Figure record listings

• • • •

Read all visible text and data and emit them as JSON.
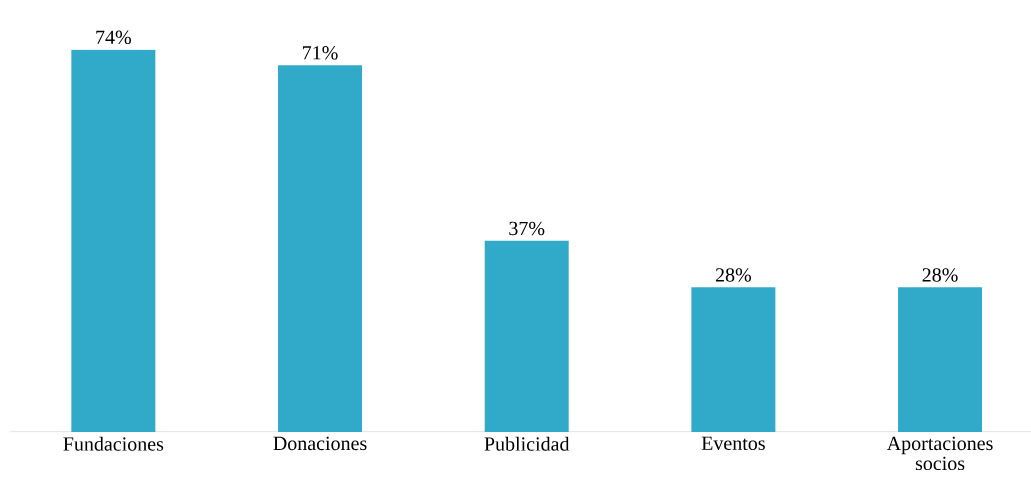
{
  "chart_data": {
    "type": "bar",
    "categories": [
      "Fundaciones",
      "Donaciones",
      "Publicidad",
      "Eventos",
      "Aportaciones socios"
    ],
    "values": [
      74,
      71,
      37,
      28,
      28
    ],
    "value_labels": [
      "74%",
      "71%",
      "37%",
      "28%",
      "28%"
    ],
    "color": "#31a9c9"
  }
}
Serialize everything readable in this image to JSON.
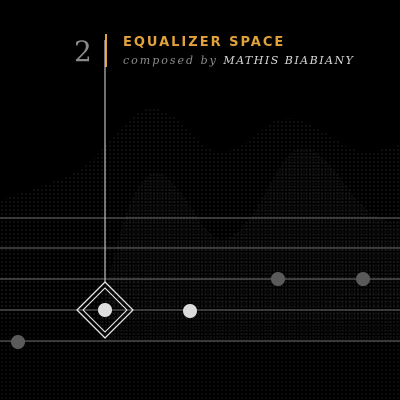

• • • •

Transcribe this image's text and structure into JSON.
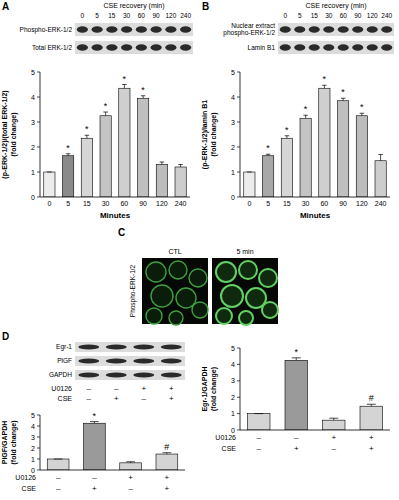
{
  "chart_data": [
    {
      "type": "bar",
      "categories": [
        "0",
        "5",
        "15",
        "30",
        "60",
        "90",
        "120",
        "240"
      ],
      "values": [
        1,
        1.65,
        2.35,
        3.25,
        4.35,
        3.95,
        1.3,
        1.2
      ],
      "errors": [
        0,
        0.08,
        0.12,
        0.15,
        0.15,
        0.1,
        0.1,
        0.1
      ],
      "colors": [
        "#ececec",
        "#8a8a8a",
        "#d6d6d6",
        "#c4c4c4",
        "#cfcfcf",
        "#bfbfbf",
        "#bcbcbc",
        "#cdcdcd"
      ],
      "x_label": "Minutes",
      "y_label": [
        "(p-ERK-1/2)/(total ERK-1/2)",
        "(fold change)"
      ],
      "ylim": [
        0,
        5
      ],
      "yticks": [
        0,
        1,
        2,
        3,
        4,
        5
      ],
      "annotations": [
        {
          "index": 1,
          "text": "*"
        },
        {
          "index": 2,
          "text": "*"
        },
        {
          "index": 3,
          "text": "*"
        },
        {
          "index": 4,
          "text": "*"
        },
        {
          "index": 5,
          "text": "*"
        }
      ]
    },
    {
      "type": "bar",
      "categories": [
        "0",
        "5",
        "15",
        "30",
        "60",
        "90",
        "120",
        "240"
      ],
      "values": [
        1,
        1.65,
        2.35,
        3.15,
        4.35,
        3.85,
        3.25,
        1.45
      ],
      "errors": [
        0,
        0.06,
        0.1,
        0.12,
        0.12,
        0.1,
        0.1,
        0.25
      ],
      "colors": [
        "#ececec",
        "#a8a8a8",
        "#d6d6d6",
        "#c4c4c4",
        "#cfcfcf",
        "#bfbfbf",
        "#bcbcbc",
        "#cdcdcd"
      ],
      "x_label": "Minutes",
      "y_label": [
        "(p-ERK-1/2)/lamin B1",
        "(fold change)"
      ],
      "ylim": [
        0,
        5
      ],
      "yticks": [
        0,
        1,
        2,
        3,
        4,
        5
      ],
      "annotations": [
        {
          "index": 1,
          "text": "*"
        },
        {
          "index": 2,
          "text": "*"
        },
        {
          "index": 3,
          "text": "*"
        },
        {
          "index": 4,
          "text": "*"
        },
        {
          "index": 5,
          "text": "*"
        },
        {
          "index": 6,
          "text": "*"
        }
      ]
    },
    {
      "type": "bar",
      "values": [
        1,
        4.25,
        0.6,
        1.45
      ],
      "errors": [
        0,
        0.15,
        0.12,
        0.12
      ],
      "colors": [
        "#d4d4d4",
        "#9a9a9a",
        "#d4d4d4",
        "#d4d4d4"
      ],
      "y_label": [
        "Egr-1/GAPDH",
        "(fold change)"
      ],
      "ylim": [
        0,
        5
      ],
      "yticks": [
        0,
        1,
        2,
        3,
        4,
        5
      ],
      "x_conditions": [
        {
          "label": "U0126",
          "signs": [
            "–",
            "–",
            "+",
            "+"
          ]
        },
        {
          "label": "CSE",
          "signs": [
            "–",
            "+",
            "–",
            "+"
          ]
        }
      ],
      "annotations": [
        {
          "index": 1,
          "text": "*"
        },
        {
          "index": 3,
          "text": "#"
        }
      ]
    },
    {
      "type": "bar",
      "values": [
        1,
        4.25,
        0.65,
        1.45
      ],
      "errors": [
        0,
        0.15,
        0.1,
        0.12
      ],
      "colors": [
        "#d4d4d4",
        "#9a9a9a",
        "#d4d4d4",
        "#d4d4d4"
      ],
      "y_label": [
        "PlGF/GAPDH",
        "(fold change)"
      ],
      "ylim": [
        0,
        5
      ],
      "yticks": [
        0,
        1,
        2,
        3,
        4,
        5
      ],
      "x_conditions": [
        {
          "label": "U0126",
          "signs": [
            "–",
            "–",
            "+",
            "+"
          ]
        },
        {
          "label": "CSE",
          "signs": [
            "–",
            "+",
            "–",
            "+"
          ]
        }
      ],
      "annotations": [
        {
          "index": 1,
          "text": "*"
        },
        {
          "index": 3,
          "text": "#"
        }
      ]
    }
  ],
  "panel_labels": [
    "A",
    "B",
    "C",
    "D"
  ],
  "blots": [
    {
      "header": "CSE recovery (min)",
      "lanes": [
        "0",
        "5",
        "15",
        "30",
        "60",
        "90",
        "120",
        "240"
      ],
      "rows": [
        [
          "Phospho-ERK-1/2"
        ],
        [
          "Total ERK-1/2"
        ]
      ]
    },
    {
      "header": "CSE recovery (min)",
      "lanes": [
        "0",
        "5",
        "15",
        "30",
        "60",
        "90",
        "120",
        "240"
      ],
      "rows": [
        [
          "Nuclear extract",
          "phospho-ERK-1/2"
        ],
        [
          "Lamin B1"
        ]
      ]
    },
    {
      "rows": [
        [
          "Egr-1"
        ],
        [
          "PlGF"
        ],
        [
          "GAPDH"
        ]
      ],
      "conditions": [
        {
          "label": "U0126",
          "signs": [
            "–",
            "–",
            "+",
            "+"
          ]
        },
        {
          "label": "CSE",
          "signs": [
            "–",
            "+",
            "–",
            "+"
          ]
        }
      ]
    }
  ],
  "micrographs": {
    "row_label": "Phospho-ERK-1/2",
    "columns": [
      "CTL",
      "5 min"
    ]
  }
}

• • • •

EXERCISE GOAL: Go to the line that contains "Read all visible" and copy from there down to the line that contains "Serialize everything readable", with both lines included. Pass over the pictures.

ANSWER:
Read all visible text and data and emit them as JSON.
{
  "chart_data": {
    "type": "bar",
    "categories": [
      "Fundaciones",
      "Donaciones",
      "Publicidad",
      "Eventos",
      "Aportaciones socios"
    ],
    "values": [
      74,
      71,
      37,
      28,
      28
    ],
    "value_labels": [
      "74%",
      "71%",
      "37%",
      "28%",
      "28%"
    ],
    "color": "#31a9c9"
  }
}
Serialize everything readable in this image to JSON.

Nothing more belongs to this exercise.